§ EXERCISE REQUIREMENTS: Where a line in the listing below contains the word "release", copy that line.

━━ WORKING DATA ━━

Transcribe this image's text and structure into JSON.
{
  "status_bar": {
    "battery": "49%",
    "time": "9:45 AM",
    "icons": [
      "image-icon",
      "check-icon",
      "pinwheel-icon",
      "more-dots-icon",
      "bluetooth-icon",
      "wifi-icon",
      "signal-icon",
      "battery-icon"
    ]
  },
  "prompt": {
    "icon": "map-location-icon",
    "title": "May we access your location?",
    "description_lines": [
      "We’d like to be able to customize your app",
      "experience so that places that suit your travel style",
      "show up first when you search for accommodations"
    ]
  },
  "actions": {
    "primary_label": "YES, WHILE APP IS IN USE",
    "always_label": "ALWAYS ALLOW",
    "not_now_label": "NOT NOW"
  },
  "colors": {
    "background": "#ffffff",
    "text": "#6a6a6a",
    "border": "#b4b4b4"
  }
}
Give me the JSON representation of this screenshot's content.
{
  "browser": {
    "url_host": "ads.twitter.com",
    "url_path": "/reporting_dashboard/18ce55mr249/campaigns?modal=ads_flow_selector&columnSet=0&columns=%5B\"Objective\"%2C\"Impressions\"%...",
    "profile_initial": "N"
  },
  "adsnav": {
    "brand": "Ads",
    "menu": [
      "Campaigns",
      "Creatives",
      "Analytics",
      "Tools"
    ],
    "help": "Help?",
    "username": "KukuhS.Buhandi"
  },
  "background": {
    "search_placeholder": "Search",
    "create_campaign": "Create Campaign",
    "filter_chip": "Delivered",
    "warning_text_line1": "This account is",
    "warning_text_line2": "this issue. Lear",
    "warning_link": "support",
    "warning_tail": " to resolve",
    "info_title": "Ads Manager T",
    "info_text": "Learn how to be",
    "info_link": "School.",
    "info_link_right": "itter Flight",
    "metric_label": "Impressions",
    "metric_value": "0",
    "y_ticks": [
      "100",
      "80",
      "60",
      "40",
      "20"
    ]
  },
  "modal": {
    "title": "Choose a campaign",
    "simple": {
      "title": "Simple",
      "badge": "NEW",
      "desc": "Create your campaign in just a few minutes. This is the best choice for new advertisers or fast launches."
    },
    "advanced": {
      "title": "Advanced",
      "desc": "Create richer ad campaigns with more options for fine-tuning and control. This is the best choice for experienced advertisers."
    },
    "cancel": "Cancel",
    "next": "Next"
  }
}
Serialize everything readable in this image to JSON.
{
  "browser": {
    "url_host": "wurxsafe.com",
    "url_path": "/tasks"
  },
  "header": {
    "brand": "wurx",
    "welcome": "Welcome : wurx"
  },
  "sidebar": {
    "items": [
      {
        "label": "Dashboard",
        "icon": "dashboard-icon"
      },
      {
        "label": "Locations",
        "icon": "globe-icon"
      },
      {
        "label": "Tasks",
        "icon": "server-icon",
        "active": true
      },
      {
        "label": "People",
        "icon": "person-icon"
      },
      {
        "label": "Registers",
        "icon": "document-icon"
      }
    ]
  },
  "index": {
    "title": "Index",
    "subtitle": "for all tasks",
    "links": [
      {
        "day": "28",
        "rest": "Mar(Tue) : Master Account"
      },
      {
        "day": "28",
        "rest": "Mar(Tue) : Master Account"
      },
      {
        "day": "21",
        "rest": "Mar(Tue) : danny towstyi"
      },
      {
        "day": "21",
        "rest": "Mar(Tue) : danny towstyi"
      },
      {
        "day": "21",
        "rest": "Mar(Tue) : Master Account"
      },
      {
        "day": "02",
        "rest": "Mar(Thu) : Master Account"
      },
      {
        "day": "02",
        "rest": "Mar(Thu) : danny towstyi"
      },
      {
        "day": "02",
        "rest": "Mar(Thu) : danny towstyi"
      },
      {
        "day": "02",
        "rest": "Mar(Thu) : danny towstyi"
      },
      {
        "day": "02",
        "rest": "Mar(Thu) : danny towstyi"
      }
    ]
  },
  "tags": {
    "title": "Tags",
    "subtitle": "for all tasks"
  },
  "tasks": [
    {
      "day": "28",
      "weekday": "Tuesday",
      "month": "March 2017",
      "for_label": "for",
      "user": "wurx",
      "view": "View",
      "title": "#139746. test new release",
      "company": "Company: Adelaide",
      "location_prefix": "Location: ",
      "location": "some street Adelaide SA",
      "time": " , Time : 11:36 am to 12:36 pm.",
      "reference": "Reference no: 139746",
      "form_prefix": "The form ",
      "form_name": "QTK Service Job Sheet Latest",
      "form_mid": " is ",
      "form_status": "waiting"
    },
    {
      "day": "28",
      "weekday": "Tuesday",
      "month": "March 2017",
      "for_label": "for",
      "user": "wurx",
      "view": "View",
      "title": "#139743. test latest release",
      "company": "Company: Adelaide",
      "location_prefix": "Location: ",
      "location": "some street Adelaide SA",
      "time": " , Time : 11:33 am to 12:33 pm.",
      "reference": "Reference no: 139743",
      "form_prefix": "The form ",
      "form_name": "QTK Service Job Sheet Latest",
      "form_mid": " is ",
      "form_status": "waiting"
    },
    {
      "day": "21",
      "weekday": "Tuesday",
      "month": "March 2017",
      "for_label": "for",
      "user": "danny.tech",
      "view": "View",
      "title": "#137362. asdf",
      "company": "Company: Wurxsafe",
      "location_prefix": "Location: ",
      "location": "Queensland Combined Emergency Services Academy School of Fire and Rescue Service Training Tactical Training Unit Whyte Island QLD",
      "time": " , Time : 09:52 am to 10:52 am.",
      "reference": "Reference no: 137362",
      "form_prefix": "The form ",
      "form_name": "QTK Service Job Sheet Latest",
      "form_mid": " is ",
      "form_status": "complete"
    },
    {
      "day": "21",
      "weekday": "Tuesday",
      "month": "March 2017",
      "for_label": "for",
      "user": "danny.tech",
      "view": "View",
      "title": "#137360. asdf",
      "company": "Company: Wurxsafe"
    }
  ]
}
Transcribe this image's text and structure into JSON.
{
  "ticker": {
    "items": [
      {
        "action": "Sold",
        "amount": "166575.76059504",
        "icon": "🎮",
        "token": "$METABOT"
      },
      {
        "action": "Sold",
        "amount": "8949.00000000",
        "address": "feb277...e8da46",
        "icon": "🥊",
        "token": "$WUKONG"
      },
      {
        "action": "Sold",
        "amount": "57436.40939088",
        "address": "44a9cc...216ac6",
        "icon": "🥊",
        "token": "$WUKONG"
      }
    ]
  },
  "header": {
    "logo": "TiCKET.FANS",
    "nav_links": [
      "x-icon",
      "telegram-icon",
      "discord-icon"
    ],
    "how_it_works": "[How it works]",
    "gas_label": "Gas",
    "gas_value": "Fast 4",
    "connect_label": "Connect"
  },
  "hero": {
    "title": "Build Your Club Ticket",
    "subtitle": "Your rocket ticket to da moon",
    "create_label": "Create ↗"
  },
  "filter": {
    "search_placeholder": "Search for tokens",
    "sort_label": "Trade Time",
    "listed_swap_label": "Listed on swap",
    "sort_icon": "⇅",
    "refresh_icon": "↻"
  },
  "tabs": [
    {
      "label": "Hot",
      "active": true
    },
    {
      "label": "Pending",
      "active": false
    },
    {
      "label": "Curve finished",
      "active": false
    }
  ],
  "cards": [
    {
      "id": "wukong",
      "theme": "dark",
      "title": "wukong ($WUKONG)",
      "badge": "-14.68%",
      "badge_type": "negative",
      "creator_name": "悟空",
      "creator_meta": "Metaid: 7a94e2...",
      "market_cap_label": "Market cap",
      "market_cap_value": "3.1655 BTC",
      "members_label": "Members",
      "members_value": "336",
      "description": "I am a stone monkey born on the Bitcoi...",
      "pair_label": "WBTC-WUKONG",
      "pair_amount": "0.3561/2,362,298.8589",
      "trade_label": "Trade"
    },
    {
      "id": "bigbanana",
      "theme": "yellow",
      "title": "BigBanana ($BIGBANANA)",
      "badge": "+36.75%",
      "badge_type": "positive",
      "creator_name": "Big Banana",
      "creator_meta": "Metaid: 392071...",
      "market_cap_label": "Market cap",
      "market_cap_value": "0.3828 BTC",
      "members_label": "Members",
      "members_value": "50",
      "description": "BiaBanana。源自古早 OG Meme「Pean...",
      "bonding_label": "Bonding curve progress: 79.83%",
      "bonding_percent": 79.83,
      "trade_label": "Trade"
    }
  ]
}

━━━

§ EXERCISE RESPONSE:
      "title": "#139746. test new release",
      "title": "#139743. test latest release",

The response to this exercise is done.